[Text section]
◆ ◆ ◆

The only reason I showed the third technique is to introduce features of F# called computation expressions and custom workflows. These features make it possible to write code using an extended subset of F# usual syntax and have it processed and executed in a manner controlled by the programmer. Understanding continuations is required in order to implement new custom workflows, but it's not necessary to take advantage of existing workflows.

These features are described in the F# specification. There is also a chapter in the F# wikibook. Tomas Petricek has some articles (1 2) on his blog.

Sunday, January 9, 2011

Untying the game update loop

In a video game, what do the menu system, an AI agent and an animated HUD component have in common? They are all a pain in the neck to implement over the game update loop.

The difficulty arises from the gap between the concept and the code implementing it. For instance, a menu system is pretty simple to specify:
1. Identify the controller which is used to control the game,
2. Show the main menu
3. Wait for the user to select an entry
4. Depending on the entry, remove the menu and show another screen, which may be another menu, or the game itself.

The game update loop requires that we split up these few steps into tiny little chunks that fit in 16ms time slices. This requires the programmer to introduce variables to keep track of where the program currently is and where it's headed:

type GameState =
| PressStartFadeIn of ...
| PressStartWaitButtonPress of ...
| PressStartFadeOut of ...
| MenuFadeIn of ...

let update(gt : GameTime) =
  state <-
    match state with
    | PressStartFadeIn ...

The problem with this approach is that the workflow which was so obvious in the specification is now hidden in a state machine. This approach using state machines is common when implementing simple AI agents and animations.
When dealing with the menu system, another objected-oriented approach is often preferred, with a class per screen type. Transitions from one screen to another are implemented using events and handlers, or hard-coded into the screens themselves. For instance, the press start screen takes care of creating and showing the menu screen when it hides itself. In any case, figuring out the order in which screens come and go by reading the code is not trivial.

Ideally, one would like to program the steps using that sort of code:

while not exit_requested do
  let press_start_screen = new PressStartScreen()
  let player = press_start_screen.GetPlayer()

  let menu_screen = new MenuScreen()
  let entry = menu_screen.GetEntry()
  match entry with
  | Play -> play(); showScores()

◆ ◆ ◆

Collection entries
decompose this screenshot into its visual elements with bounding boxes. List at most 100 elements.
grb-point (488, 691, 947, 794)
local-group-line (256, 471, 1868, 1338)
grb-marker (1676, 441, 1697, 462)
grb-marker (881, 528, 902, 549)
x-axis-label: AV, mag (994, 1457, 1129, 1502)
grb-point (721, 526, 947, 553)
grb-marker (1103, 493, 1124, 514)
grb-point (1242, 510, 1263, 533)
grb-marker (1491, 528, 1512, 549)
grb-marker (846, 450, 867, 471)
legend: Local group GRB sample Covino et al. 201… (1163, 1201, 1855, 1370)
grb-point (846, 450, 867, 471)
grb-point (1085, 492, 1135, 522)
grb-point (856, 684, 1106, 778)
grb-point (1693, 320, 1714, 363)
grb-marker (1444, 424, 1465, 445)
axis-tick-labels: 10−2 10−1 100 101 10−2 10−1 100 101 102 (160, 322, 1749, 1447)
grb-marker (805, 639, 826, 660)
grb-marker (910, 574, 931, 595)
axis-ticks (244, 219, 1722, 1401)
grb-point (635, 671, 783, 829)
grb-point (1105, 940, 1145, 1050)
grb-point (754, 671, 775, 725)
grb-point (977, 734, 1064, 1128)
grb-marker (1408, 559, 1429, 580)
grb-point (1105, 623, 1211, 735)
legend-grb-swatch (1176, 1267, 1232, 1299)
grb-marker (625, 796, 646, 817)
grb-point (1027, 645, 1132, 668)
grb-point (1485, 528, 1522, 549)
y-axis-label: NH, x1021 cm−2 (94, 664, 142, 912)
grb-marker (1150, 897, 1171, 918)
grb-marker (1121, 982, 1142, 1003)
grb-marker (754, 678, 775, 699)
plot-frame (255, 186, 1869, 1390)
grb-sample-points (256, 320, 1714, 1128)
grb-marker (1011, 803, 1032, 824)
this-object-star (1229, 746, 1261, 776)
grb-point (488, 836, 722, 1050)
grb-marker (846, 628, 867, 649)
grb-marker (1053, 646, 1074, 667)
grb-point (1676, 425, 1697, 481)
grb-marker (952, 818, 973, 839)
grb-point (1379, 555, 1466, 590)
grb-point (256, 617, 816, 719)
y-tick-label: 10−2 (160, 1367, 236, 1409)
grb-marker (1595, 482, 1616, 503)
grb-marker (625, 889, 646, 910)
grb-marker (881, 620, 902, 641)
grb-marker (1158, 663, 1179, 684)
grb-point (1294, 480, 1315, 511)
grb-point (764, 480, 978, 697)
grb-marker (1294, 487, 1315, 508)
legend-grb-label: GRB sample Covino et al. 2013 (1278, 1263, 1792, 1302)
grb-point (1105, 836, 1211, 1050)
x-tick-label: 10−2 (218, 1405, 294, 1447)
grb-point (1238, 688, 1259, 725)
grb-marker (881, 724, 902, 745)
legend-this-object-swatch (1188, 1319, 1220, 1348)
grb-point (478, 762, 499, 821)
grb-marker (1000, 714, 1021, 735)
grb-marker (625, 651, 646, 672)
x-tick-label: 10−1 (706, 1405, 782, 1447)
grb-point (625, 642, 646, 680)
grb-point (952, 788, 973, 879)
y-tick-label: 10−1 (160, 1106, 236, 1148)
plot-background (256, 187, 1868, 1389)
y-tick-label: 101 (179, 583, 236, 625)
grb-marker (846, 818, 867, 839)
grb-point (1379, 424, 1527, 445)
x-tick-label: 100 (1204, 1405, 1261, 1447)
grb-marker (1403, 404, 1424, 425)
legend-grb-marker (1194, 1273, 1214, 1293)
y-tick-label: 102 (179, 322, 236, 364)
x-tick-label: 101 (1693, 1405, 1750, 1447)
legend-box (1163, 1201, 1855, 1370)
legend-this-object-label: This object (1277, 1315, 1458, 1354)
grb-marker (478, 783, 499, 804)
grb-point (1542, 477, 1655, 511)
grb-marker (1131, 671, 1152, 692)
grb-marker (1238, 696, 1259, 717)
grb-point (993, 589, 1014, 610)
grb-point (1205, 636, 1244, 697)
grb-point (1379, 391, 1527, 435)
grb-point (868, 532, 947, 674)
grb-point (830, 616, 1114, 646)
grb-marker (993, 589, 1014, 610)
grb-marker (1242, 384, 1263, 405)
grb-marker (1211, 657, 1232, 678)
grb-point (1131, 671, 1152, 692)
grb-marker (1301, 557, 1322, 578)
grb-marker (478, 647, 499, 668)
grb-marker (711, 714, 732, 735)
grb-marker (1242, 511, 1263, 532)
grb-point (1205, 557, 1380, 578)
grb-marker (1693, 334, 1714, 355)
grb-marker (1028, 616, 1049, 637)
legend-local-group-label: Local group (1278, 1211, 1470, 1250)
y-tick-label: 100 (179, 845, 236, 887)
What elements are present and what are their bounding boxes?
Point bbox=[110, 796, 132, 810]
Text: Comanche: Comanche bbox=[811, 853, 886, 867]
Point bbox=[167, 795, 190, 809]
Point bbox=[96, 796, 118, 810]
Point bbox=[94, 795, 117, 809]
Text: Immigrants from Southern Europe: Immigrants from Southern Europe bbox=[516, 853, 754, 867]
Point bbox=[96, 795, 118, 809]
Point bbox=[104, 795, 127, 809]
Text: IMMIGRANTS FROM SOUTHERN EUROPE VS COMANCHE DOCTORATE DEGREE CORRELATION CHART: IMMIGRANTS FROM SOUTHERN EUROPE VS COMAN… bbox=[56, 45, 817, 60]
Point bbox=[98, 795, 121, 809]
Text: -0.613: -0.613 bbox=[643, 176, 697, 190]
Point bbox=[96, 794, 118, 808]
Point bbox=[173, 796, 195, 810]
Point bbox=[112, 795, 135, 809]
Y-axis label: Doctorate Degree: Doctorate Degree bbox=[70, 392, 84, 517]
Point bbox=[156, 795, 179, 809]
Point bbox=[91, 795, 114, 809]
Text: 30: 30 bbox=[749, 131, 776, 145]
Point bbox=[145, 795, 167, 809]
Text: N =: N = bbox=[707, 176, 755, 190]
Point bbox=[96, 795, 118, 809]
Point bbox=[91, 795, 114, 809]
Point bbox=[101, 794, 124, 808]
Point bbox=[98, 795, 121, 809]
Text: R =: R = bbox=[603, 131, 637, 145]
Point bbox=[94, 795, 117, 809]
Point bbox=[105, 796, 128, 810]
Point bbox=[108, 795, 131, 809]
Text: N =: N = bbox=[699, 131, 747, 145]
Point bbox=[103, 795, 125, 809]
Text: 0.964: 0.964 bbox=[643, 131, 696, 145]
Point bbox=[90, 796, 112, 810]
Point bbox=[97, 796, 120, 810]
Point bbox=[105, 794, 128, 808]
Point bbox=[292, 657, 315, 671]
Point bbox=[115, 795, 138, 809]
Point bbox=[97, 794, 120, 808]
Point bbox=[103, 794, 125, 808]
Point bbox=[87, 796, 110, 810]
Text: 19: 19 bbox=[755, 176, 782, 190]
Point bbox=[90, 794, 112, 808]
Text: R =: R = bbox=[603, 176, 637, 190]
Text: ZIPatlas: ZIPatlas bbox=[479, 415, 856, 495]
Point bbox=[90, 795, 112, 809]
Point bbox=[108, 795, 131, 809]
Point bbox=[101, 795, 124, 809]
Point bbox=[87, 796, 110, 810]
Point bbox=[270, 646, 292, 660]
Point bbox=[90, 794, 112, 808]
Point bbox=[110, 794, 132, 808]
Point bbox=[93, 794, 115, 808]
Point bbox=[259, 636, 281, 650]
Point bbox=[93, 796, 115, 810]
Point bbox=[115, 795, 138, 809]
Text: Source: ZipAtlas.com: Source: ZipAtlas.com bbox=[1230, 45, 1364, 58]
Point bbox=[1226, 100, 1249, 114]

◆ ◆ ◆

[Questions on the material]
a - In the text about the game update loop, what size of time slice must the menu steps be split into?
b - Carry on the post about untying the game update loop from the point where it stops.

[Outputs by task]
a - They must be split into tiny chunks that fit in 16ms time slices.

b -
  | Scores -> showScores()

Happily, F# makes this possible thanks to so-called computation expressions. I am not going into details in one single post, so for now I will simply refer you to the code I have written. It's all in XNAUtils my library for development of games for the Xbox 360.
I have developed a custom workflow and its associated builder TaskBuilder. There is a class which takes care of executing a set of tasks in type Scheduler. Here are some animations demonstrating how it's used. Another example, from the PressStartScreen:
// This task is chopped in blocks and each block is executed by the scheduler each frame (see Main.Update())
    let press_start_task = task {
        // subtask that makes the "press start" text blink. Executes concurrently
        let blinker =

        // Task to check if a button is pressed. Sets player when that happens.
        let player : PlayerIndex option ref = ref None
        while (!player).IsNone do
            for p in all_players do
                let state = GamePad.GetState(p)
                if state.IsConnected
                    && (state.Buttons.Start = ButtonState.Pressed
                        || state.Buttons.A = ButtonState.Pressed) then
                    player := Some p
            do! nextFrame()

        // Stop blinking
        // To be nice, wait until the blinker is done.
        // Depending on the blinking period, this could take long as we only check for the kill flag once per blink.
        do! sys.WaitUntil(fun () -> blinker.IsDead)

        // Return the index of the player that pressed start.
            match !player with
            | Some p -> p
            | None -> failwith "Unreachable"

All of this is put together in a sample application. Be sure to take a look at the main code.